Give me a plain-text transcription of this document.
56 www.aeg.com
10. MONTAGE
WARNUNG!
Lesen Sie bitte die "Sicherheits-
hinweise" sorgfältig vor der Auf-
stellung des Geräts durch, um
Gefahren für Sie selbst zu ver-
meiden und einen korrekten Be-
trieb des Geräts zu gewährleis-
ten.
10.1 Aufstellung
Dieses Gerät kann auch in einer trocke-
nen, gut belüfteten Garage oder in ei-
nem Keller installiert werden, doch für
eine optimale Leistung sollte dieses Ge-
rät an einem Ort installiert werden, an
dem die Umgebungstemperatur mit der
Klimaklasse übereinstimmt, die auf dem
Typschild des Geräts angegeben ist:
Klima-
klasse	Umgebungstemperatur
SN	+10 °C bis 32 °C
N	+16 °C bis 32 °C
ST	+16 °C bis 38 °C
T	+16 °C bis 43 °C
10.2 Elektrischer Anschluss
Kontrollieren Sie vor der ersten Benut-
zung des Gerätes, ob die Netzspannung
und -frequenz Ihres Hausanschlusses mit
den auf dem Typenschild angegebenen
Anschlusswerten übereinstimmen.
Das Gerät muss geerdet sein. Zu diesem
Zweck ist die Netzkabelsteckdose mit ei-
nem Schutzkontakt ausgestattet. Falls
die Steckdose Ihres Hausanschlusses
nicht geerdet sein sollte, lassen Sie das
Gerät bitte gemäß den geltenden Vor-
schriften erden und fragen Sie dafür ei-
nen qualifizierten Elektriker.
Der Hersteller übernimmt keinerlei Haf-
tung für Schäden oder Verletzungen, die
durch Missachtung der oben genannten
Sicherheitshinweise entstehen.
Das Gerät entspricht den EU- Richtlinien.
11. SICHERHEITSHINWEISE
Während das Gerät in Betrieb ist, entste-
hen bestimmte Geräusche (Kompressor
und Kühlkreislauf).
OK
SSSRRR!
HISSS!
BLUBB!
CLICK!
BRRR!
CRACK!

******************************

**REQUIREMENTS:** Can you restate every record above word for word?

**FINAL ANSWER:**
Give me a plain-text transcription of this document.
56 www.aeg.com
10. MONTAGE
WARNUNG!
Lesen Sie bitte die "Sicherheits-
hinweise" sorgfältig vor der Auf-
stellung des Geräts durch, um
Gefahren für Sie selbst zu ver-
meiden und einen korrekten Be-
trieb des Geräts zu gewährleis-
ten.
10.1 Aufstellung
Dieses Gerät kann auch in einer trocke-
nen, gut belüfteten Garage oder in ei-
nem Keller installiert werden, doch für
eine optimale Leistung sollte dieses Ge-
rät an einem Ort installiert werden, an
dem die Umgebungstemperatur mit der
Klimaklasse übereinstimmt, die auf dem
Typschild des Geräts angegeben ist:
Klima-
klasse	Umgebungstemperatur
SN	+10 °C bis 32 °C
N	+16 °C bis 32 °C
ST	+16 °C bis 38 °C
T	+16 °C bis 43 °C
10.2 Elektrischer Anschluss
Kontrollieren Sie vor der ersten Benut-
zung des Gerätes, ob die Netzspannung
und -frequenz Ihres Hausanschlusses mit
den auf dem Typenschild angegebenen
Anschlusswerten übereinstimmen.
Das Gerät muss geerdet sein. Zu diesem
Zweck ist die Netzkabelsteckdose mit ei-
nem Schutzkontakt ausgestattet. Falls
die Steckdose Ihres Hausanschlusses
nicht geerdet sein sollte, lassen Sie das
Gerät bitte gemäß den geltenden Vor-
schriften erden und fragen Sie dafür ei-
nen qualifizierten Elektriker.
Der Hersteller übernimmt keinerlei Haf-
tung für Schäden oder Verletzungen, die
durch Missachtung der oben genannten
Sicherheitshinweise entstehen.
Das Gerät entspricht den EU- Richtlinien.
11. SICHERHEITSHINWEISE
Während das Gerät in Betrieb ist, entste-
hen bestimmte Geräusche (Kompressor
und Kühlkreislauf).
OK
SSSRRR!
HISSS!
BLUBB!
CLICK!
BRRR!
CRACK!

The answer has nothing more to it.